EXCERPT ->
::::
Sep 01 2008

Predictable Binary Representation (PBR)

Published by Kefah Issa at 1:30 pm under General

XML is nice, YAML and JSON are cool, proprietary formats for binary encapsulation are not good; those are all facts that many people agree to.

But they all the good solutions remain sub-optimal when it comes to network bandwidth overhead and cpu usage needed to parse the blob every time.

This might have, and should have been considered long time ago. I didn’t find any open format to cover it however, hence I’m suggesting one…

Features

The following needs are not addressed by those data representation formats, but are by PBR :

1. Supporting Binary content. You need to revert to Base64 or the like to do this. but its not natively supported.
2. Completly Predictable (so no guess work in parsing). I don’t want to waste cpu cycles and logic to parse the content in an unpredicable manner. I want to be able to exactly tell what the next step a head and how much data I need to manage.
3. No escaping. I really don’t like escaping. I want to be able to put my content AS IS ™.
4. Reliable : Checksum. Thats a cool addition that will make me confident of my data.

Here I outline the details of PBR (pronoucde  Pe.be.r) along with reference implementation (TBD) :

The data is represented in a message.

Each message is made of envelope header and body.

The Data elements (Entries) are organized in Entry-Name/Entry-Value pairs.

The body is simple a list of Entries (aka root node).
::::
STATED TASK 1 -> Can you repeat the post on Predictable Binary Representation word for word, from start to end?
The listing has no connection to the post on Predictable Binary Representation.

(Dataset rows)
::::
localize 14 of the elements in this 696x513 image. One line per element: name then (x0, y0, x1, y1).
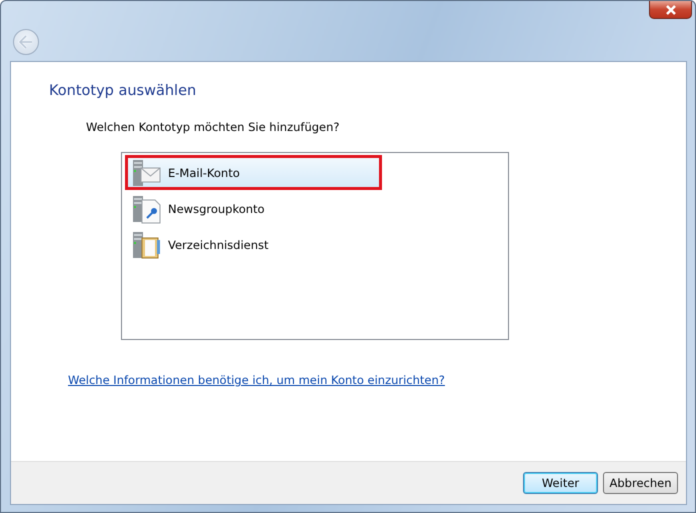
back-arrow-icon (18, 35, 34, 49)
account-type-item[interactable]: E-Mail-Konto (125, 155, 382, 190)
close-icon (664, 4, 676, 14)
account-type-item[interactable]: Verzeichnisdienst (125, 227, 382, 262)
server-envelope-icon (132, 158, 162, 188)
server-book-icon (132, 230, 162, 260)
next-button[interactable]: Weiter (523, 472, 598, 494)
help-link[interactable]: Welche Informationen benötige ich, um mein Konto einzurichten? (68, 373, 445, 387)
close-button[interactable] (649, 1, 692, 19)
server-document-icon (132, 194, 162, 224)
page-heading: Kontotyp auswählen (49, 83, 198, 99)
account-type-item[interactable]: Newsgroupkonto (125, 191, 382, 226)
cancel-button[interactable]: Abbrechen (603, 472, 678, 494)
question-text: Welchen Kontotyp möchten Sie hinzufügen? (86, 120, 341, 134)
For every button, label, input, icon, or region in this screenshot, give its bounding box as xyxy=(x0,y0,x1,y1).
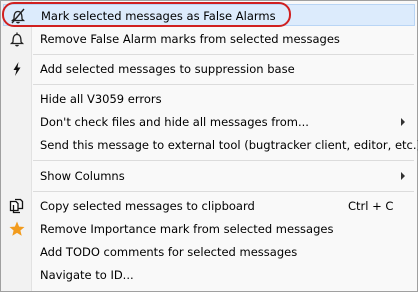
menu-item-label: Send this message to external tool (bugt… xyxy=(40,138,418,152)
menu-item-show-columns[interactable]: Show Columns xyxy=(3,165,415,187)
menu-item-label: Navigate to ID... xyxy=(40,268,134,282)
menu-item-label: Add selected messages to suppression bas… xyxy=(40,62,295,76)
star-icon xyxy=(5,218,29,240)
bell-slash-icon xyxy=(6,5,30,27)
menu-item-remove-importance[interactable]: Remove Importance mark from selected mes… xyxy=(3,218,415,240)
menu-item-dont-check-files[interactable]: Don't check files and hide all messages … xyxy=(3,111,415,133)
menu-item-add-todo[interactable]: Add TODO comments for selected messages xyxy=(3,241,415,263)
submenu-arrow-icon xyxy=(401,118,405,126)
lightning-icon xyxy=(5,58,29,80)
menu-item-label: Don't check files and hide all messages … xyxy=(40,115,309,129)
copy-icon xyxy=(5,195,29,217)
menu-item-mark-false-alarms[interactable]: Mark selected messages as False Alarms xyxy=(3,4,415,26)
menu-separator xyxy=(33,84,414,85)
menu-item-label: Remove False Alarm marks from selected m… xyxy=(40,32,340,46)
menu-item-remove-false-alarms[interactable]: Remove False Alarm marks from selected m… xyxy=(3,28,415,50)
menu-item-label: Remove Importance mark from selected mes… xyxy=(40,222,334,236)
menu-item-navigate-id[interactable]: Navigate to ID... xyxy=(3,264,415,286)
menu-item-label: Show Columns xyxy=(40,169,125,183)
submenu-arrow-icon xyxy=(401,172,405,180)
context-menu: Mark selected messages as False Alarms R… xyxy=(0,0,418,292)
menu-item-add-suppression[interactable]: Add selected messages to suppression bas… xyxy=(3,58,415,80)
menu-item-shortcut: Ctrl + C xyxy=(348,199,394,213)
menu-item-label: Copy selected messages to clipboard xyxy=(40,199,255,213)
bell-icon xyxy=(5,28,29,50)
menu-separator xyxy=(33,191,414,192)
menu-item-label: Mark selected messages as False Alarms xyxy=(41,9,276,23)
menu-item-hide-errors[interactable]: Hide all V3059 errors xyxy=(3,88,415,110)
menu-separator xyxy=(33,54,414,55)
menu-item-send-external[interactable]: Send this message to external tool (bugt… xyxy=(3,134,418,156)
menu-item-label: Hide all V3059 errors xyxy=(40,92,162,106)
menu-item-label: Add TODO comments for selected messages xyxy=(40,245,298,259)
menu-item-copy-clipboard[interactable]: Copy selected messages to clipboard Ctrl… xyxy=(3,195,415,217)
menu-separator xyxy=(33,160,414,161)
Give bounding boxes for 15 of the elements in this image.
::::
STATED TASK 2 -> In the listing, can you update the part that opens with the line containing "menu-item-label: Send this" and closes with the line containing "menu-item-mark-false-alarms[interactable]: Mark selected", replacing "Show Columns" with "Display Columns" and leaving everything else unchanged? Give only those lines.

FINAL ANSWER 1 ->
Sep 01 2008

Predictable Binary Representation (PBR)

Published by Kefah Issa at 1:30 pm under General

XML is nice, YAML and JSON are cool, proprietary formats for binary encapsulation are not good; those are all facts that many people agree to.

But they all the good solutions remain sub-optimal when it comes to network bandwidth overhead and cpu usage needed to parse the blob every time.

This might have, and should have been considered long time ago. I didn’t find any open format to cover it however, hence I’m suggesting one…

Features

The following needs are not addressed by those data representation formats, but are by PBR :

1. Supporting Binary content. You need to revert to Base64 or the like to do this. but its not natively supported.
2. Completly Predictable (so no guess work in parsing). I don’t want to waste cpu cycles and logic to parse the content in an unpredicable manner. I want to be able to exactly tell what the next step a head and how much data I need to manage.
3. No escaping. I really don’t like escaping. I want to be able to put my content AS IS ™.
4. Reliable : Checksum. Thats a cool addition that will make me confident of my data.

Here I outline the details of PBR (pronoucde  Pe.be.r) along with reference implementation (TBD) :

The data is represented in a message.

Each message is made of envelope header and body.

The Data elements (Entries) are organized in Entry-Name/Entry-Value pairs.

The body is simple a list of Entries (aka root node).

FINAL ANSWER 2 ->
menu-item-label: Send this message to external tool (bugt… xyxy=(40,138,418,152)
menu-item-show-columns[interactable]: Display Columns xyxy=(3,165,415,187)
menu-item-label: Navigate to ID... xyxy=(40,268,134,282)
menu-item-label: Add selected messages to suppression bas… xyxy=(40,62,295,76)
star-icon xyxy=(5,218,29,240)
bell-slash-icon xyxy=(6,5,30,27)
menu-item-remove-importance[interactable]: Remove Importance mark from selected mes… xyxy=(3,218,415,240)
menu-item-dont-check-files[interactable]: Don't check files and hide all messages … xyxy=(3,111,415,133)
menu-item-add-todo[interactable]: Add TODO comments for selected messages xyxy=(3,241,415,263)
submenu-arrow-icon xyxy=(401,118,405,126)
lightning-icon xyxy=(5,58,29,80)
menu-item-label: Don't check files and hide all messages … xyxy=(40,115,309,129)
copy-icon xyxy=(5,195,29,217)
menu-item-mark-false-alarms[interactable]: Mark selected messages as False Alarms xyxy=(3,4,415,26)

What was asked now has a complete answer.